- WHAT TO DO
Write the records below out in full, character for character, with no pictures.

- DATASET ENTRIES
=-=-=-=-=
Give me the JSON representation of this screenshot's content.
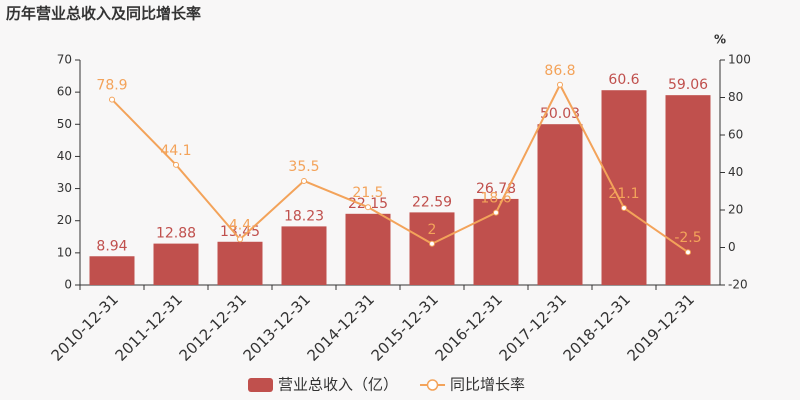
{
  "chart_data": {
    "type": "bar",
    "title": "历年营业总收入及同比增长率",
    "y2label": "%",
    "categories": [
      "2010-12-31",
      "2011-12-31",
      "2012-12-31",
      "2013-12-31",
      "2014-12-31",
      "2015-12-31",
      "2016-12-31",
      "2017-12-31",
      "2018-12-31",
      "2019-12-31"
    ],
    "series": [
      {
        "name": "营业总收入（亿）",
        "type": "bar",
        "color": "#c0504d",
        "values": [
          8.94,
          12.88,
          13.45,
          18.23,
          22.15,
          22.59,
          26.78,
          50.03,
          60.6,
          59.06
        ]
      },
      {
        "name": "同比增长率",
        "type": "line",
        "axis": "y2",
        "color": "#f3a35a",
        "values": [
          78.9,
          44.1,
          4.4,
          35.5,
          21.5,
          2,
          18.6,
          86.8,
          21.1,
          -2.5
        ]
      }
    ],
    "ylim": [
      0,
      70
    ],
    "yticks": [
      0,
      10,
      20,
      30,
      40,
      50,
      60,
      70
    ],
    "y2lim": [
      -20,
      100
    ],
    "y2ticks": [
      -20,
      0,
      20,
      40,
      60,
      80,
      100
    ],
    "grid": false,
    "legend": "bottom"
  }
}
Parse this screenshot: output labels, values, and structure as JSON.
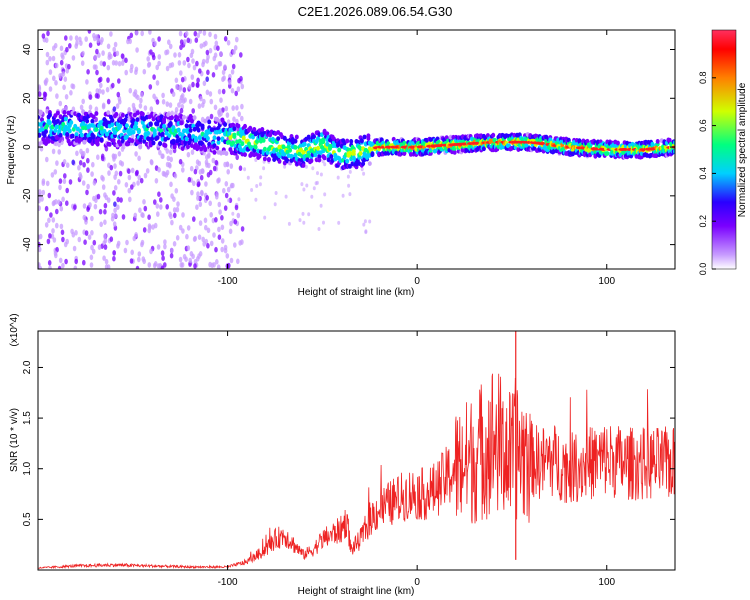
{
  "figure": {
    "title": "C2E1.2026.089.06.54.G30"
  },
  "chart_data": [
    {
      "type": "heatmap",
      "xlabel": "Height of straight line (km)",
      "ylabel": "Frequency (Hz)",
      "xlim": [
        -200,
        136
      ],
      "ylim": [
        -50,
        48
      ],
      "x_ticks": [
        -100,
        0,
        100
      ],
      "y_ticks": [
        -40,
        -20,
        0,
        20,
        40
      ],
      "colorbar": {
        "label": "Normalized spectral amplitude",
        "range": [
          0,
          1
        ],
        "ticks": [
          0.0,
          0.2,
          0.4,
          0.6,
          0.8
        ],
        "tick_labels": [
          "0.0",
          "0.2",
          "0.4",
          "0.6",
          "0.8"
        ],
        "colormap": [
          "#ffffff",
          "#c79bff",
          "#7a00ff",
          "#2a00ff",
          "#00d0ff",
          "#00ff80",
          "#d0ff00",
          "#ff8000",
          "#ff0000",
          "#ff3060"
        ]
      },
      "ridge": {
        "x": [
          -200,
          -180,
          -160,
          -140,
          -120,
          -100,
          -80,
          -60,
          -50,
          -40,
          -30,
          -20,
          0,
          20,
          40,
          60,
          80,
          100,
          120,
          136
        ],
        "y": [
          8,
          8,
          7,
          7,
          6,
          4,
          1,
          -2,
          1,
          -3,
          -2,
          0,
          0,
          1,
          2,
          2,
          0,
          -1,
          -1,
          0
        ]
      },
      "noise_band_x": [
        -200,
        -100
      ],
      "grid": false
    },
    {
      "type": "line",
      "xlabel": "Height of straight line (km)",
      "ylabel": "SNR (10 * v/v)",
      "y_multiplier": "(x10^4)",
      "xlim": [
        -200,
        136
      ],
      "ylim": [
        0,
        23600
      ],
      "x_ticks": [
        -100,
        0,
        100
      ],
      "y_ticks": [
        5000,
        10000,
        15000,
        20000
      ],
      "y_tick_labels": [
        "0.5",
        "1.0",
        "1.5",
        "2.0"
      ],
      "series": [
        {
          "color": "#ee2222",
          "x": [
            -200,
            -180,
            -160,
            -140,
            -120,
            -100,
            -90,
            -80,
            -75,
            -70,
            -65,
            -60,
            -55,
            -50,
            -45,
            -40,
            -37,
            -35,
            -30,
            -25,
            -20,
            -15,
            -10,
            -5,
            0,
            5,
            10,
            15,
            20,
            25,
            30,
            35,
            40,
            45,
            50,
            52,
            55,
            60,
            65,
            70,
            75,
            80,
            90,
            100,
            110,
            120,
            130,
            136
          ],
          "y": [
            200,
            400,
            500,
            400,
            300,
            300,
            800,
            2000,
            3000,
            3500,
            2500,
            1500,
            2000,
            3000,
            3500,
            4000,
            5000,
            2000,
            3000,
            5000,
            6000,
            6500,
            7000,
            7500,
            7500,
            7500,
            8000,
            9000,
            10000,
            10500,
            11000,
            12000,
            13000,
            12000,
            11000,
            12000,
            11500,
            11000,
            10500,
            11000,
            10500,
            10000,
            10500,
            11000,
            10500,
            10500,
            10500,
            10500
          ]
        }
      ],
      "grid": false
    }
  ]
}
=-=-=-=-=
- CORRECT RESULT
Give me the JSON representation of this screenshot's content.
{
  "chart_data": {
    "type": "bar",
    "title": "历年营业总收入及同比增长率",
    "y2label": "%",
    "categories": [
      "2010-12-31",
      "2011-12-31",
      "2012-12-31",
      "2013-12-31",
      "2014-12-31",
      "2015-12-31",
      "2016-12-31",
      "2017-12-31",
      "2018-12-31",
      "2019-12-31"
    ],
    "series": [
      {
        "name": "营业总收入（亿）",
        "type": "bar",
        "color": "#c0504d",
        "values": [
          8.94,
          12.88,
          13.45,
          18.23,
          22.15,
          22.59,
          26.78,
          50.03,
          60.6,
          59.06
        ]
      },
      {
        "name": "同比增长率",
        "type": "line",
        "axis": "y2",
        "color": "#f3a35a",
        "values": [
          78.9,
          44.1,
          4.4,
          35.5,
          21.5,
          2,
          18.6,
          86.8,
          21.1,
          -2.5
        ]
      }
    ],
    "ylim": [
      0,
      70
    ],
    "yticks": [
      0,
      10,
      20,
      30,
      40,
      50,
      60,
      70
    ],
    "y2lim": [
      -20,
      100
    ],
    "y2ticks": [
      -20,
      0,
      20,
      40,
      60,
      80,
      100
    ],
    "grid": false,
    "legend": "bottom"
  }
}
Parse this screenshot: output labels, values, and structure as JSON.
{
  "figure": {
    "title": "C2E1.2026.089.06.54.G30"
  },
  "chart_data": [
    {
      "type": "heatmap",
      "xlabel": "Height of straight line (km)",
      "ylabel": "Frequency (Hz)",
      "xlim": [
        -200,
        136
      ],
      "ylim": [
        -50,
        48
      ],
      "x_ticks": [
        -100,
        0,
        100
      ],
      "y_ticks": [
        -40,
        -20,
        0,
        20,
        40
      ],
      "colorbar": {
        "label": "Normalized spectral amplitude",
        "range": [
          0,
          1
        ],
        "ticks": [
          0.0,
          0.2,
          0.4,
          0.6,
          0.8
        ],
        "tick_labels": [
          "0.0",
          "0.2",
          "0.4",
          "0.6",
          "0.8"
        ],
        "colormap": [
          "#ffffff",
          "#c79bff",
          "#7a00ff",
          "#2a00ff",
          "#00d0ff",
          "#00ff80",
          "#d0ff00",
          "#ff8000",
          "#ff0000",
          "#ff3060"
        ]
      },
      "ridge": {
        "x": [
          -200,
          -180,
          -160,
          -140,
          -120,
          -100,
          -80,
          -60,
          -50,
          -40,
          -30,
          -20,
          0,
          20,
          40,
          60,
          80,
          100,
          120,
          136
        ],
        "y": [
          8,
          8,
          7,
          7,
          6,
          4,
          1,
          -2,
          1,
          -3,
          -2,
          0,
          0,
          1,
          2,
          2,
          0,
          -1,
          -1,
          0
        ]
      },
      "noise_band_x": [
        -200,
        -100
      ],
      "grid": false
    },
    {
      "type": "line",
      "xlabel": "Height of straight line (km)",
      "ylabel": "SNR (10 * v/v)",
      "y_multiplier": "(x10^4)",
      "xlim": [
        -200,
        136
      ],
      "ylim": [
        0,
        23600
      ],
      "x_ticks": [
        -100,
        0,
        100
      ],
      "y_ticks": [
        5000,
        10000,
        15000,
        20000
      ],
      "y_tick_labels": [
        "0.5",
        "1.0",
        "1.5",
        "2.0"
      ],
      "series": [
        {
          "color": "#ee2222",
          "x": [
            -200,
            -180,
            -160,
            -140,
            -120,
            -100,
            -90,
            -80,
            -75,
            -70,
            -65,
            -60,
            -55,
            -50,
            -45,
            -40,
            -37,
            -35,
            -30,
            -25,
            -20,
            -15,
            -10,
            -5,
            0,
            5,
            10,
            15,
            20,
            25,
            30,
            35,
            40,
            45,
            50,
            52,
            55,
            60,
            65,
            70,
            75,
            80,
            90,
            100,
            110,
            120,
            130,
            136
          ],
          "y": [
            200,
            400,
            500,
            400,
            300,
            300,
            800,
            2000,
            3000,
            3500,
            2500,
            1500,
            2000,
            3000,
            3500,
            4000,
            5000,
            2000,
            3000,
            5000,
            6000,
            6500,
            7000,
            7500,
            7500,
            7500,
            8000,
            9000,
            10000,
            10500,
            11000,
            12000,
            13000,
            12000,
            11000,
            12000,
            11500,
            11000,
            10500,
            11000,
            10500,
            10000,
            10500,
            11000,
            10500,
            10500,
            10500,
            10500
          ]
        }
      ],
      "grid": false
    }
  ]
}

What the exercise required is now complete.